EXERCISE ->
Go through the data below. List every line that holds the word "this".

[Figure data in JSON]
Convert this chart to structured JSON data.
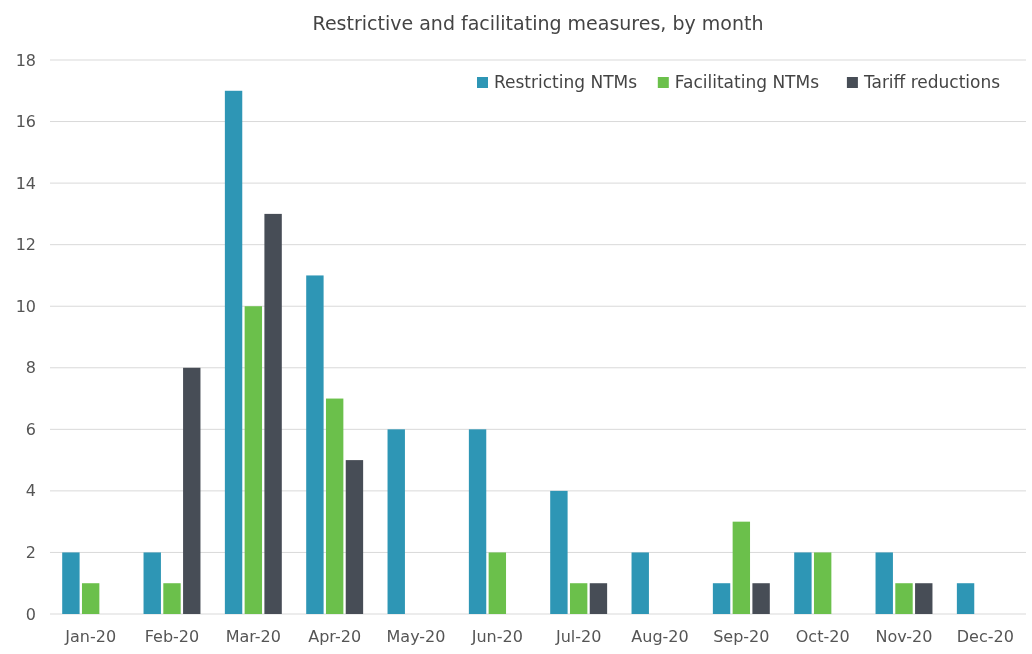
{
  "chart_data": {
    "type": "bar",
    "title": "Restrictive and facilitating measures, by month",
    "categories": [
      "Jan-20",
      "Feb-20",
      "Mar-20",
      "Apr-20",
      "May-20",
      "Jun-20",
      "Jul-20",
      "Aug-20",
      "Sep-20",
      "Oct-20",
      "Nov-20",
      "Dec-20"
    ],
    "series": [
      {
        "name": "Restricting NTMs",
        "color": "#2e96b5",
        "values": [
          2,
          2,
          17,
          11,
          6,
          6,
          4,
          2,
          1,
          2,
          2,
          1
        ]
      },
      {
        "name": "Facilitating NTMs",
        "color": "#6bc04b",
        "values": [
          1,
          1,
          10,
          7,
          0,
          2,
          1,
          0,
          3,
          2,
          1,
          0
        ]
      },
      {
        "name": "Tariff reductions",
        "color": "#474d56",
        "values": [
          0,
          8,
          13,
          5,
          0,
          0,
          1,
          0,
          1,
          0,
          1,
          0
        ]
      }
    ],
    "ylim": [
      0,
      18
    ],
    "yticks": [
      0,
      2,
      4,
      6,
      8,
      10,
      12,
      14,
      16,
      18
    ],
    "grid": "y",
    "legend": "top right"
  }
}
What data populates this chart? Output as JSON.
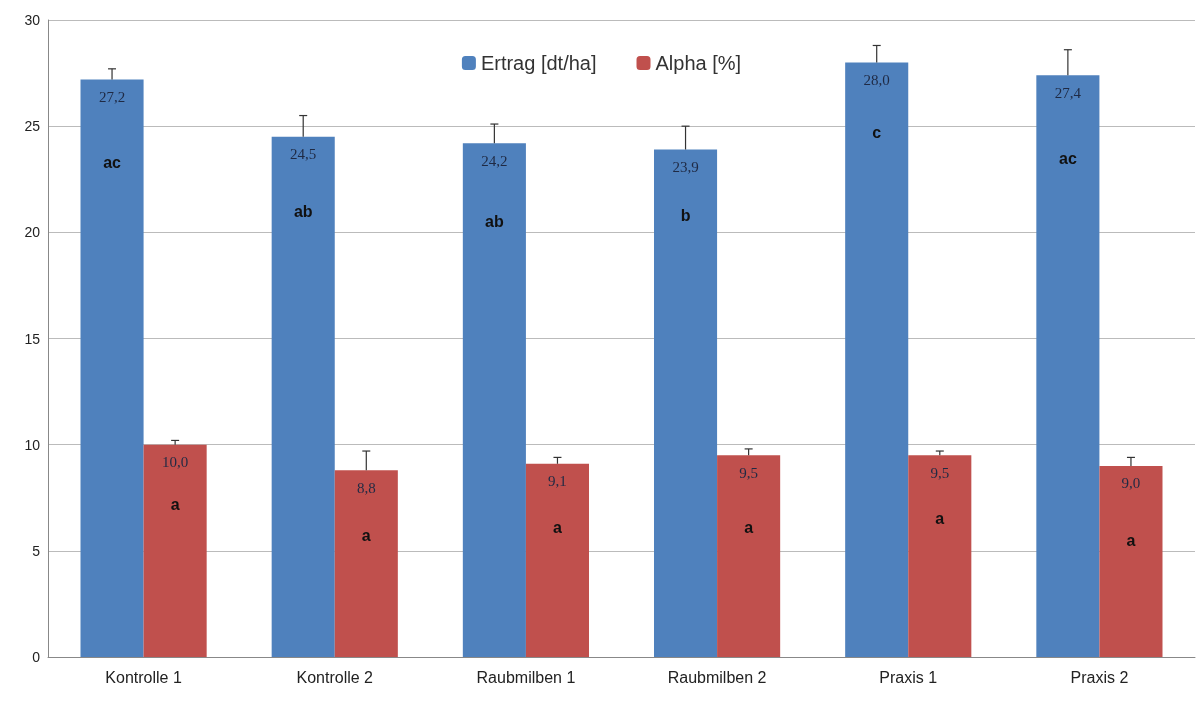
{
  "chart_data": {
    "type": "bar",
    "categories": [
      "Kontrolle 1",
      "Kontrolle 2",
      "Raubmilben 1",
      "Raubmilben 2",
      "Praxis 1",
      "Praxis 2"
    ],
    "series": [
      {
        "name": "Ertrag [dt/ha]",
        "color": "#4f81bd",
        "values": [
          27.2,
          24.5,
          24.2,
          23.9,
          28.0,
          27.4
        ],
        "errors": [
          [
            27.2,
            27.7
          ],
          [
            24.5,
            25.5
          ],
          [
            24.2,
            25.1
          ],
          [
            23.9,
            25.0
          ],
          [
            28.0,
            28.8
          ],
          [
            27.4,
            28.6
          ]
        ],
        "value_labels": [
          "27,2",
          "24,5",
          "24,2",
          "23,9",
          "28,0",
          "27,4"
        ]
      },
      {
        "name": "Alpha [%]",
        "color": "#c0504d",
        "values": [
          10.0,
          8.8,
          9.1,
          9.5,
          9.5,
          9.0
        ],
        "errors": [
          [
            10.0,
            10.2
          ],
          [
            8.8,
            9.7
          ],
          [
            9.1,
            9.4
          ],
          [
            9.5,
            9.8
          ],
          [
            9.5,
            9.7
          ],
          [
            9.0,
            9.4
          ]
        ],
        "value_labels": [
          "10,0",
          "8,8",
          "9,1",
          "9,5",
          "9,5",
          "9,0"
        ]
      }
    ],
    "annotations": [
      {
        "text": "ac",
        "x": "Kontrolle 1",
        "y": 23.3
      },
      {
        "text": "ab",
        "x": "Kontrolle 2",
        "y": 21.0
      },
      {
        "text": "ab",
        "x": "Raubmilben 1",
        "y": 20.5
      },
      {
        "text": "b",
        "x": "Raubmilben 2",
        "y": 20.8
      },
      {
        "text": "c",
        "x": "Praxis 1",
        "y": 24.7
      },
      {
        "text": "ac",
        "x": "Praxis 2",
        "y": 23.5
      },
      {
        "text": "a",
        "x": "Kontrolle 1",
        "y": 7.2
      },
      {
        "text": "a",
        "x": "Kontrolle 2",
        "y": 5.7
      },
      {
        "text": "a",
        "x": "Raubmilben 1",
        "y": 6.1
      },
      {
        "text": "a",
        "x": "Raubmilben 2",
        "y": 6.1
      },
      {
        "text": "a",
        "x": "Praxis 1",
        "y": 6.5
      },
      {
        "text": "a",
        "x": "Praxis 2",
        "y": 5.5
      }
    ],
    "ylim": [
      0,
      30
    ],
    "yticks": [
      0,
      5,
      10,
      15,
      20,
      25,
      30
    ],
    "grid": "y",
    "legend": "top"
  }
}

==

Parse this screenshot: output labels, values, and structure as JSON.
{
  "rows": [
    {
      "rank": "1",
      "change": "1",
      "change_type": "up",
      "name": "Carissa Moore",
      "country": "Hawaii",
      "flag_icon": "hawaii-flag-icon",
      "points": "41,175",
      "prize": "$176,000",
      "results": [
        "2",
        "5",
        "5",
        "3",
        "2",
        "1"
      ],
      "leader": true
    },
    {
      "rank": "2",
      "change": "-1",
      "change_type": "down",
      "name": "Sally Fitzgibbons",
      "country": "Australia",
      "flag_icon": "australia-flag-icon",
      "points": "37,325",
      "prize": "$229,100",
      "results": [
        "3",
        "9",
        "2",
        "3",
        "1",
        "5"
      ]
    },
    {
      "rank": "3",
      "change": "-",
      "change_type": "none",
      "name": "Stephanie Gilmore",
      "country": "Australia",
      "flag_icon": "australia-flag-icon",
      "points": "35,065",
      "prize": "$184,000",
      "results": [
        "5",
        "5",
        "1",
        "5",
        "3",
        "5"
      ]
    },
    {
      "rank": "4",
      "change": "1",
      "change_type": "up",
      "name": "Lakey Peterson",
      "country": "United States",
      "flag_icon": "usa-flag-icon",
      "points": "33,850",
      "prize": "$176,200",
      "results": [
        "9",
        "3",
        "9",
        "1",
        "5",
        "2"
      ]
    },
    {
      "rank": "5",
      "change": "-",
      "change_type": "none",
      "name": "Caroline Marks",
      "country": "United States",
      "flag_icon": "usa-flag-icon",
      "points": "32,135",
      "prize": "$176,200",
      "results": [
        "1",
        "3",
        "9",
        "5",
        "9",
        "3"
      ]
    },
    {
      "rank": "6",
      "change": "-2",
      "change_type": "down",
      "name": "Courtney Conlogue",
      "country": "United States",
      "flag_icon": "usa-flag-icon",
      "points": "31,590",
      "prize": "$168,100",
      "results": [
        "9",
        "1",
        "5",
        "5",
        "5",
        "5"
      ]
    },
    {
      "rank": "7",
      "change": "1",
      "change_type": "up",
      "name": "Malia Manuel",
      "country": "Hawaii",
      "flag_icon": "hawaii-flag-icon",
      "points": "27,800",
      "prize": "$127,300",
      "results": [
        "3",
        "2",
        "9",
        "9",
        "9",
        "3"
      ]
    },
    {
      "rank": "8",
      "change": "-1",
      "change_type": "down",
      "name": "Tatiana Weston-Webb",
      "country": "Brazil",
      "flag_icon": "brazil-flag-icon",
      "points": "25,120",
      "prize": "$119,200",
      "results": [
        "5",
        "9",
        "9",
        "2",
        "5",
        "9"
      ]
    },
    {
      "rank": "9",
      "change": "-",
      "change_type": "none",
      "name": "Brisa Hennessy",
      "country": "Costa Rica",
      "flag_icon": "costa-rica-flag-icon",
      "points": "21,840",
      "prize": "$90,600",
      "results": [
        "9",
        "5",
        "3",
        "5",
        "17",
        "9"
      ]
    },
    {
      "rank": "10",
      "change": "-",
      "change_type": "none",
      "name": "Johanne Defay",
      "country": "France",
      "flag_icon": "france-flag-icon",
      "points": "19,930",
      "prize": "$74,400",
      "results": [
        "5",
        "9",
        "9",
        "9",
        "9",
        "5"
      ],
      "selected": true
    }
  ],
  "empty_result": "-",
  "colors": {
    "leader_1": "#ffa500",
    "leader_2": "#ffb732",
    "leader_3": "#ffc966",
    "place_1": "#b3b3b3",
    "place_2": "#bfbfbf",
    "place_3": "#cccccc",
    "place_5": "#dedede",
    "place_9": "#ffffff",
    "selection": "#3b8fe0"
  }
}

EXERCISE OUTPUT ->
Convert this chart to structured JSON data.
What data populates this chart? Output as JSON.
Parse this screenshot: output labels, values, and structure as JSON.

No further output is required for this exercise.